* **Written problem**
Copy the lines below as they are; omit the images they contain.

* **Dataset content**

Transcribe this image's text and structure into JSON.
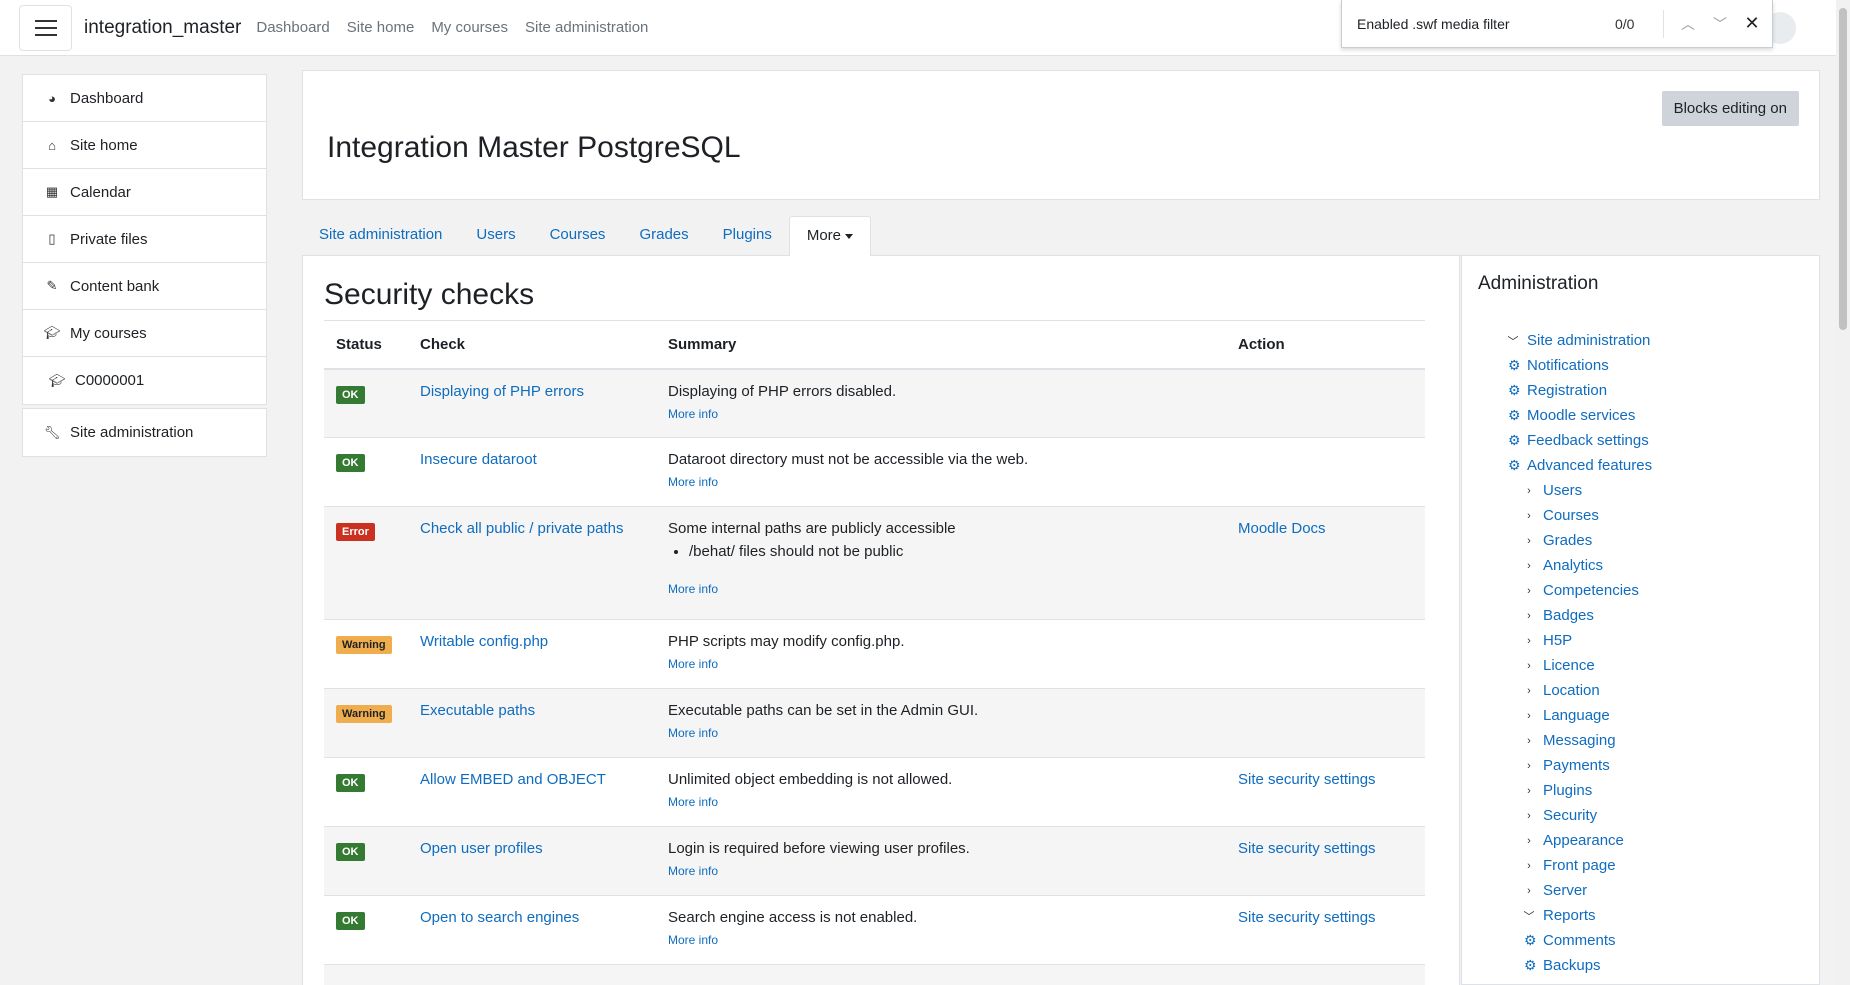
{
  "navbar": {
    "site_name": "integration_master",
    "links": [
      "Dashboard",
      "Site home",
      "My courses",
      "Site administration"
    ]
  },
  "findbar": {
    "query": "Enabled .swf media filter",
    "count": "0/0"
  },
  "drawer": {
    "items": [
      {
        "label": "Dashboard",
        "icon": "dashboard-icon"
      },
      {
        "label": "Site home",
        "icon": "home-icon"
      },
      {
        "label": "Calendar",
        "icon": "calendar-icon"
      },
      {
        "label": "Private files",
        "icon": "file-icon"
      },
      {
        "label": "Content bank",
        "icon": "brush-icon"
      },
      {
        "label": "My courses",
        "icon": "graduation-cap-icon"
      },
      {
        "label": "C0000001",
        "icon": "graduation-cap-icon"
      }
    ],
    "admin_item": {
      "label": "Site administration",
      "icon": "wrench-icon"
    }
  },
  "header": {
    "title": "Integration Master PostgreSQL",
    "blocks_button": "Blocks editing on"
  },
  "tabs": [
    "Site administration",
    "Users",
    "Courses",
    "Grades",
    "Plugins",
    "More"
  ],
  "main": {
    "heading": "Security checks",
    "columns": [
      "Status",
      "Check",
      "Summary",
      "Action"
    ],
    "more_info": "More info",
    "rows": [
      {
        "status": "OK",
        "check": "Displaying of PHP errors",
        "summary": "Displaying of PHP errors disabled.",
        "action": ""
      },
      {
        "status": "OK",
        "check": "Insecure dataroot",
        "summary": "Dataroot directory must not be accessible via the web.",
        "action": ""
      },
      {
        "status": "Error",
        "check": "Check all public / private paths",
        "summary": "Some internal paths are publicly accessible",
        "detail": "/behat/ files should not be public",
        "action": "Moodle Docs"
      },
      {
        "status": "Warning",
        "check": "Writable config.php",
        "summary": "PHP scripts may modify config.php.",
        "action": ""
      },
      {
        "status": "Warning",
        "check": "Executable paths",
        "summary": "Executable paths can be set in the Admin GUI.",
        "action": ""
      },
      {
        "status": "OK",
        "check": "Allow EMBED and OBJECT",
        "summary": "Unlimited object embedding is not allowed.",
        "action": "Site security settings"
      },
      {
        "status": "OK",
        "check": "Open user profiles",
        "summary": "Login is required before viewing user profiles.",
        "action": "Site security settings"
      },
      {
        "status": "OK",
        "check": "Open to search engines",
        "summary": "Search engine access is not enabled.",
        "action": "Site security settings"
      }
    ]
  },
  "admin_block": {
    "title": "Administration",
    "root": "Site administration",
    "settings": [
      "Notifications",
      "Registration",
      "Moodle services",
      "Feedback settings",
      "Advanced features"
    ],
    "categories": [
      "Users",
      "Courses",
      "Grades",
      "Analytics",
      "Competencies",
      "Badges",
      "H5P",
      "Licence",
      "Location",
      "Language",
      "Messaging",
      "Payments",
      "Plugins",
      "Security",
      "Appearance",
      "Front page",
      "Server"
    ],
    "reports_label": "Reports",
    "reports_children": [
      "Comments",
      "Backups"
    ]
  },
  "colors": {
    "link": "#0f6cbf",
    "ok": "#357a32",
    "error": "#ca3120",
    "warning": "#f0ad4e"
  }
}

* **Answer to the exercise**
Transcribe this image's text and structure into JSON.
{
  "navbar": {
    "site_name": "integration_master",
    "links": [
      "Dashboard",
      "Site home",
      "My courses",
      "Site administration"
    ]
  },
  "findbar": {
    "query": "Enabled .swf media filter",
    "count": "0/0"
  },
  "drawer": {
    "items": [
      {
        "label": "Dashboard",
        "icon": "dashboard-icon"
      },
      {
        "label": "Site home",
        "icon": "home-icon"
      },
      {
        "label": "Calendar",
        "icon": "calendar-icon"
      },
      {
        "label": "Private files",
        "icon": "file-icon"
      },
      {
        "label": "Content bank",
        "icon": "brush-icon"
      },
      {
        "label": "My courses",
        "icon": "graduation-cap-icon"
      },
      {
        "label": "C0000001",
        "icon": "graduation-cap-icon"
      }
    ],
    "admin_item": {
      "label": "Site administration",
      "icon": "wrench-icon"
    }
  },
  "header": {
    "title": "Integration Master PostgreSQL",
    "blocks_button": "Blocks editing on"
  },
  "tabs": [
    "Site administration",
    "Users",
    "Courses",
    "Grades",
    "Plugins",
    "More"
  ],
  "main": {
    "heading": "Security checks",
    "columns": [
      "Status",
      "Check",
      "Summary",
      "Action"
    ],
    "more_info": "More info",
    "rows": [
      {
        "status": "OK",
        "check": "Displaying of PHP errors",
        "summary": "Displaying of PHP errors disabled.",
        "action": ""
      },
      {
        "status": "OK",
        "check": "Insecure dataroot",
        "summary": "Dataroot directory must not be accessible via the web.",
        "action": ""
      },
      {
        "status": "Error",
        "check": "Check all public / private paths",
        "summary": "Some internal paths are publicly accessible",
        "detail": "/behat/ files should not be public",
        "action": "Moodle Docs"
      },
      {
        "status": "Warning",
        "check": "Writable config.php",
        "summary": "PHP scripts may modify config.php.",
        "action": ""
      },
      {
        "status": "Warning",
        "check": "Executable paths",
        "summary": "Executable paths can be set in the Admin GUI.",
        "action": ""
      },
      {
        "status": "OK",
        "check": "Allow EMBED and OBJECT",
        "summary": "Unlimited object embedding is not allowed.",
        "action": "Site security settings"
      },
      {
        "status": "OK",
        "check": "Open user profiles",
        "summary": "Login is required before viewing user profiles.",
        "action": "Site security settings"
      },
      {
        "status": "OK",
        "check": "Open to search engines",
        "summary": "Search engine access is not enabled.",
        "action": "Site security settings"
      }
    ]
  },
  "admin_block": {
    "title": "Administration",
    "root": "Site administration",
    "settings": [
      "Notifications",
      "Registration",
      "Moodle services",
      "Feedback settings",
      "Advanced features"
    ],
    "categories": [
      "Users",
      "Courses",
      "Grades",
      "Analytics",
      "Competencies",
      "Badges",
      "H5P",
      "Licence",
      "Location",
      "Language",
      "Messaging",
      "Payments",
      "Plugins",
      "Security",
      "Appearance",
      "Front page",
      "Server"
    ],
    "reports_label": "Reports",
    "reports_children": [
      "Comments",
      "Backups"
    ]
  },
  "colors": {
    "link": "#0f6cbf",
    "ok": "#357a32",
    "error": "#ca3120",
    "warning": "#f0ad4e"
  }
}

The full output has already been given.